▶ What you are asked to do
Could you restate the entries below word for word and leave out the pictures?

- - -

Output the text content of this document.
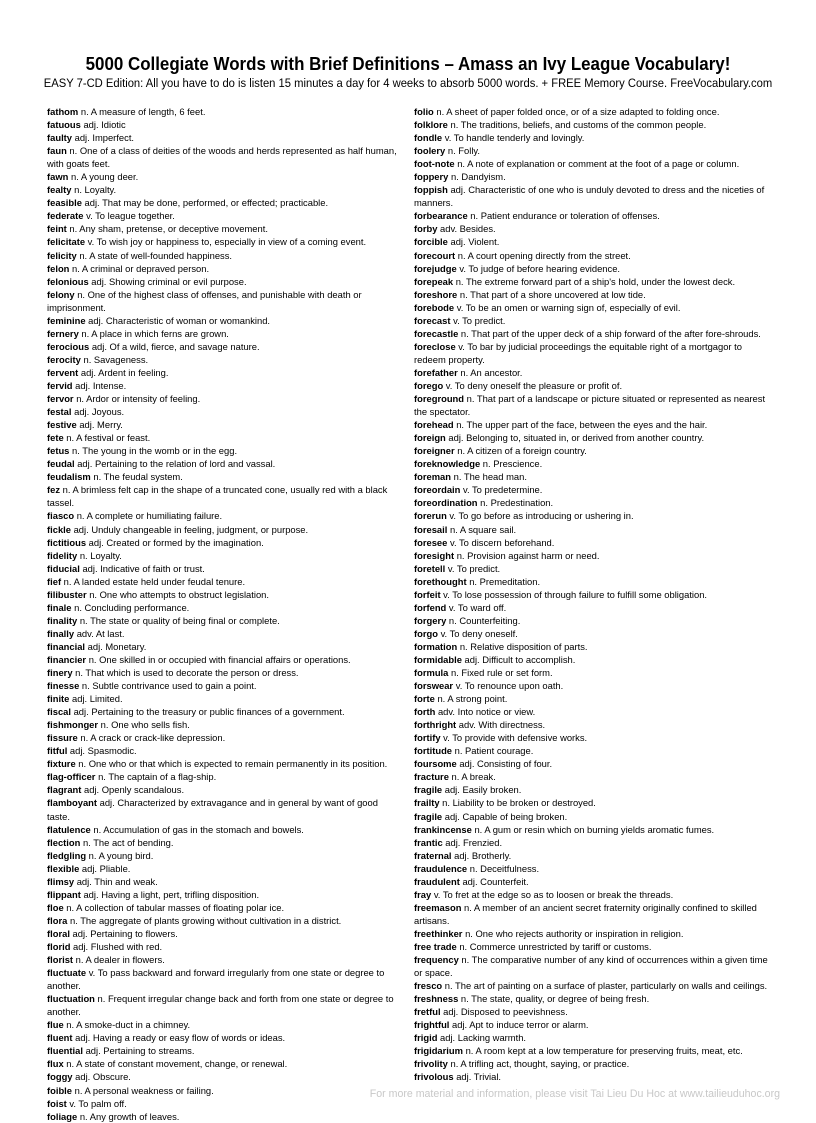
5000 Collegiate Words with Brief Definitions – Amass an Ivy League Vocabulary!
EASY 7-CD Edition: All you have to do is listen 15 minutes a day for 4 weeks to absorb 5000 words. + FREE Memory Course. FreeVocabulary.com
fathom n. A measure of length, 6 feet.
fatuous adj. Idiotic
faulty adj. Imperfect.
faun n. One of a class of deities of the woods and herds represented as half human, with goats feet.
fawn n. A young deer.
fealty n. Loyalty.
feasible adj. That may be done, performed, or effected; practicable.
federate v. To league together.
feint n. Any sham, pretense, or deceptive movement.
felicitate v. To wish joy or happiness to, especially in view of a coming event.
felicity n. A state of well-founded happiness.
felon n. A criminal or depraved person.
felonious adj. Showing criminal or evil purpose.
felony n. One of the highest class of offenses, and punishable with death or imprisonment.
feminine adj. Characteristic of woman or womankind.
fernery n. A place in which ferns are grown.
ferocious adj. Of a wild, fierce, and savage nature.
ferocity n. Savageness.
fervent adj. Ardent in feeling.
fervid adj. Intense.
fervor n. Ardor or intensity of feeling.
festal adj. Joyous.
festive adj. Merry.
fete n. A festival or feast.
fetus n. The young in the womb or in the egg.
feudal adj. Pertaining to the relation of lord and vassal.
feudalism n. The feudal system.
fez n. A brimless felt cap in the shape of a truncated cone, usually red with a black tassel.
fiasco n. A complete or humiliating failure.
fickle adj. Unduly changeable in feeling, judgment, or purpose.
fictitious adj. Created or formed by the imagination.
fidelity n. Loyalty.
fiducial adj. Indicative of faith or trust.
fief n. A landed estate held under feudal tenure.
filibuster n. One who attempts to obstruct legislation.
finale n. Concluding performance.
finality n. The state or quality of being final or complete.
finally adv. At last.
financial adj. Monetary.
financier n. One skilled in or occupied with financial affairs or operations.
finery n. That which is used to decorate the person or dress.
finesse n. Subtle contrivance used to gain a point.
finite adj. Limited.
fiscal adj. Pertaining to the treasury or public finances of a government.
fishmonger n. One who sells fish.
fissure n. A crack or crack-like depression.
fitful adj. Spasmodic.
fixture n. One who or that which is expected to remain permanently in its position.
flag-officer n. The captain of a flag-ship.
flagrant adj. Openly scandalous.
flamboyant adj. Characterized by extravagance and in general by want of good taste.
flatulence n. Accumulation of gas in the stomach and bowels.
flection n. The act of bending.
fledgling n. A young bird.
flexible adj. Pliable.
flimsy adj. Thin and weak.
flippant adj. Having a light, pert, trifling disposition.
floe n. A collection of tabular masses of floating polar ice.
flora n. The aggregate of plants growing without cultivation in a district.
floral adj. Pertaining to flowers.
florid adj. Flushed with red.
florist n. A dealer in flowers.
fluctuate v. To pass backward and forward irregularly from one state or degree to another.
fluctuation n. Frequent irregular change back and forth from one state or degree to another.
flue n. A smoke-duct in a chimney.
fluent adj. Having a ready or easy flow of words or ideas.
fluential adj. Pertaining to streams.
flux n. A state of constant movement, change, or renewal.
foggy adj. Obscure.
foible n. A personal weakness or failing.
foist v. To palm off.
foliage n. Any growth of leaves.
folio n. A sheet of paper folded once, or of a size adapted to folding once.
folklore n. The traditions, beliefs, and customs of the common people.
fondle v. To handle tenderly and lovingly.
foolery n. Folly.
foot-note n. A note of explanation or comment at the foot of a page or column.
foppery n. Dandyism.
foppish adj. Characteristic of one who is unduly devoted to dress and the niceties of manners.
forbearance n. Patient endurance or toleration of offenses.
forby adv. Besides.
forcible adj. Violent.
forecourt n. A court opening directly from the street.
forejudge v. To judge of before hearing evidence.
forepeak n. The extreme forward part of a ship's hold, under the lowest deck.
foreshore n. That part of a shore uncovered at low tide.
forebode v. To be an omen or warning sign of, especially of evil.
forecast v. To predict.
forecastle n. That part of the upper deck of a ship forward of the after fore-shrouds.
foreclose v. To bar by judicial proceedings the equitable right of a mortgagor to redeem property.
forefather n. An ancestor.
forego v. To deny oneself the pleasure or profit of.
foreground n. That part of a landscape or picture situated or represented as nearest the spectator.
forehead n. The upper part of the face, between the eyes and the hair.
foreign adj. Belonging to, situated in, or derived from another country.
foreigner n. A citizen of a foreign country.
foreknowledge n. Prescience.
foreman n. The head man.
foreordain v. To predetermine.
foreordination n. Predestination.
forerun v. To go before as introducing or ushering in.
foresail n. A square sail.
foresee v. To discern beforehand.
foresight n. Provision against harm or need.
foretell v. To predict.
forethought n. Premeditation.
forfeit v. To lose possession of through failure to fulfill some obligation.
forfend v. To ward off.
forgery n. Counterfeiting.
forgo v. To deny oneself.
formation n. Relative disposition of parts.
formidable adj. Difficult to accomplish.
formula n. Fixed rule or set form.
forswear v. To renounce upon oath.
forte n. A strong point.
forth adv. Into notice or view.
forthright adv. With directness.
fortify v. To provide with defensive works.
fortitude n. Patient courage.
foursome adj. Consisting of four.
fracture n. A break.
fragile adj. Easily broken.
frailty n. Liability to be broken or destroyed.
fragile adj. Capable of being broken.
frankincense n. A gum or resin which on burning yields aromatic fumes.
frantic adj. Frenzied.
fraternal adj. Brotherly.
fraudulence n. Deceitfulness.
fraudulent adj. Counterfeit.
fray v. To fret at the edge so as to loosen or break the threads.
freemason n. A member of an ancient secret fraternity originally confined to skilled artisans.
freethinker n. One who rejects authority or inspiration in religion.
free trade n. Commerce unrestricted by tariff or customs.
frequency n. The comparative number of any kind of occurrences within a given time or space.
fresco n. The art of painting on a surface of plaster, particularly on walls and ceilings.
freshness n. The state, quality, or degree of being fresh.
fretful adj. Disposed to peevishness.
frightful adj. Apt to induce terror or alarm.
frigid adj. Lacking warmth.
frigidarium n. A room kept at a low temperature for preserving fruits, meat, etc.
frivolity n. A trifling act, thought, saying, or practice.
frivolous adj. Trivial.
For more material and information, please visit Tai Lieu Du Hoc at www.tailieuduhoc.org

- - -

▶ Solution to the exercise
Output the text content of this document.
5000 Collegiate Words with Brief Definitions – Amass an Ivy League Vocabulary!
EASY 7-CD Edition: All you have to do is listen 15 minutes a day for 4 weeks to absorb 5000 words. + FREE Memory Course. FreeVocabulary.com
fathom n. A measure of length, 6 feet.
fatuous adj. Idiotic
faulty adj. Imperfect.
faun n. One of a class of deities of the woods and herds represented as half human, with goats feet.
fawn n. A young deer.
fealty n. Loyalty.
feasible adj. That may be done, performed, or effected; practicable.
federate v. To league together.
feint n. Any sham, pretense, or deceptive movement.
felicitate v. To wish joy or happiness to, especially in view of a coming event.
felicity n. A state of well-founded happiness.
felon n. A criminal or depraved person.
felonious adj. Showing criminal or evil purpose.
felony n. One of the highest class of offenses, and punishable with death or imprisonment.
feminine adj. Characteristic of woman or womankind.
fernery n. A place in which ferns are grown.
ferocious adj. Of a wild, fierce, and savage nature.
ferocity n. Savageness.
fervent adj. Ardent in feeling.
fervid adj. Intense.
fervor n. Ardor or intensity of feeling.
festal adj. Joyous.
festive adj. Merry.
fete n. A festival or feast.
fetus n. The young in the womb or in the egg.
feudal adj. Pertaining to the relation of lord and vassal.
feudalism n. The feudal system.
fez n. A brimless felt cap in the shape of a truncated cone, usually red with a black tassel.
fiasco n. A complete or humiliating failure.
fickle adj. Unduly changeable in feeling, judgment, or purpose.
fictitious adj. Created or formed by the imagination.
fidelity n. Loyalty.
fiducial adj. Indicative of faith or trust.
fief n. A landed estate held under feudal tenure.
filibuster n. One who attempts to obstruct legislation.
finale n. Concluding performance.
finality n. The state or quality of being final or complete.
finally adv. At last.
financial adj. Monetary.
financier n. One skilled in or occupied with financial affairs or operations.
finery n. That which is used to decorate the person or dress.
finesse n. Subtle contrivance used to gain a point.
finite adj. Limited.
fiscal adj. Pertaining to the treasury or public finances of a government.
fishmonger n. One who sells fish.
fissure n. A crack or crack-like depression.
fitful adj. Spasmodic.
fixture n. One who or that which is expected to remain permanently in its position.
flag-officer n. The captain of a flag-ship.
flagrant adj. Openly scandalous.
flamboyant adj. Characterized by extravagance and in general by want of good taste.
flatulence n. Accumulation of gas in the stomach and bowels.
flection n. The act of bending.
fledgling n. A young bird.
flexible adj. Pliable.
flimsy adj. Thin and weak.
flippant adj. Having a light, pert, trifling disposition.
floe n. A collection of tabular masses of floating polar ice.
flora n. The aggregate of plants growing without cultivation in a district.
floral adj. Pertaining to flowers.
florid adj. Flushed with red.
florist n. A dealer in flowers.
fluctuate v. To pass backward and forward irregularly from one state or degree to another.
fluctuation n. Frequent irregular change back and forth from one state or degree to another.
flue n. A smoke-duct in a chimney.
fluent adj. Having a ready or easy flow of words or ideas.
fluential adj. Pertaining to streams.
flux n. A state of constant movement, change, or renewal.
foggy adj. Obscure.
foible n. A personal weakness or failing.
foist v. To palm off.
foliage n. Any growth of leaves.
folio n. A sheet of paper folded once, or of a size adapted to folding once.
folklore n. The traditions, beliefs, and customs of the common people.
fondle v. To handle tenderly and lovingly.
foolery n. Folly.
foot-note n. A note of explanation or comment at the foot of a page or column.
foppery n. Dandyism.
foppish adj. Characteristic of one who is unduly devoted to dress and the niceties of manners.
forbearance n. Patient endurance or toleration of offenses.
forby adv. Besides.
forcible adj. Violent.
forecourt n. A court opening directly from the street.
forejudge v. To judge of before hearing evidence.
forepeak n. The extreme forward part of a ship's hold, under the lowest deck.
foreshore n. That part of a shore uncovered at low tide.
forebode v. To be an omen or warning sign of, especially of evil.
forecast v. To predict.
forecastle n. That part of the upper deck of a ship forward of the after fore-shrouds.
foreclose v. To bar by judicial proceedings the equitable right of a mortgagor to redeem property.
forefather n. An ancestor.
forego v. To deny oneself the pleasure or profit of.
foreground n. That part of a landscape or picture situated or represented as nearest the spectator.
forehead n. The upper part of the face, between the eyes and the hair.
foreign adj. Belonging to, situated in, or derived from another country.
foreigner n. A citizen of a foreign country.
foreknowledge n. Prescience.
foreman n. The head man.
foreordain v. To predetermine.
foreordination n. Predestination.
forerun v. To go before as introducing or ushering in.
foresail n. A square sail.
foresee v. To discern beforehand.
foresight n. Provision against harm or need.
foretell v. To predict.
forethought n. Premeditation.
forfeit v. To lose possession of through failure to fulfill some obligation.
forfend v. To ward off.
forgery n. Counterfeiting.
forgo v. To deny oneself.
formation n. Relative disposition of parts.
formidable adj. Difficult to accomplish.
formula n. Fixed rule or set form.
forswear v. To renounce upon oath.
forte n. A strong point.
forth adv. Into notice or view.
forthright adv. With directness.
fortify v. To provide with defensive works.
fortitude n. Patient courage.
foursome adj. Consisting of four.
fracture n. A break.
fragile adj. Easily broken.
frailty n. Liability to be broken or destroyed.
fragile adj. Capable of being broken.
frankincense n. A gum or resin which on burning yields aromatic fumes.
frantic adj. Frenzied.
fraternal adj. Brotherly.
fraudulence n. Deceitfulness.
fraudulent adj. Counterfeit.
fray v. To fret at the edge so as to loosen or break the threads.
freemason n. A member of an ancient secret fraternity originally confined to skilled artisans.
freethinker n. One who rejects authority or inspiration in religion.
free trade n. Commerce unrestricted by tariff or customs.
frequency n. The comparative number of any kind of occurrences within a given time or space.
fresco n. The art of painting on a surface of plaster, particularly on walls and ceilings.
freshness n. The state, quality, or degree of being fresh.
fretful adj. Disposed to peevishness.
frightful adj. Apt to induce terror or alarm.
frigid adj. Lacking warmth.
frigidarium n. A room kept at a low temperature for preserving fruits, meat, etc.
frivolity n. A trifling act, thought, saying, or practice.
frivolous adj. Trivial.
For more material and information, please visit Tai Lieu Du Hoc at www.tailieuduhoc.org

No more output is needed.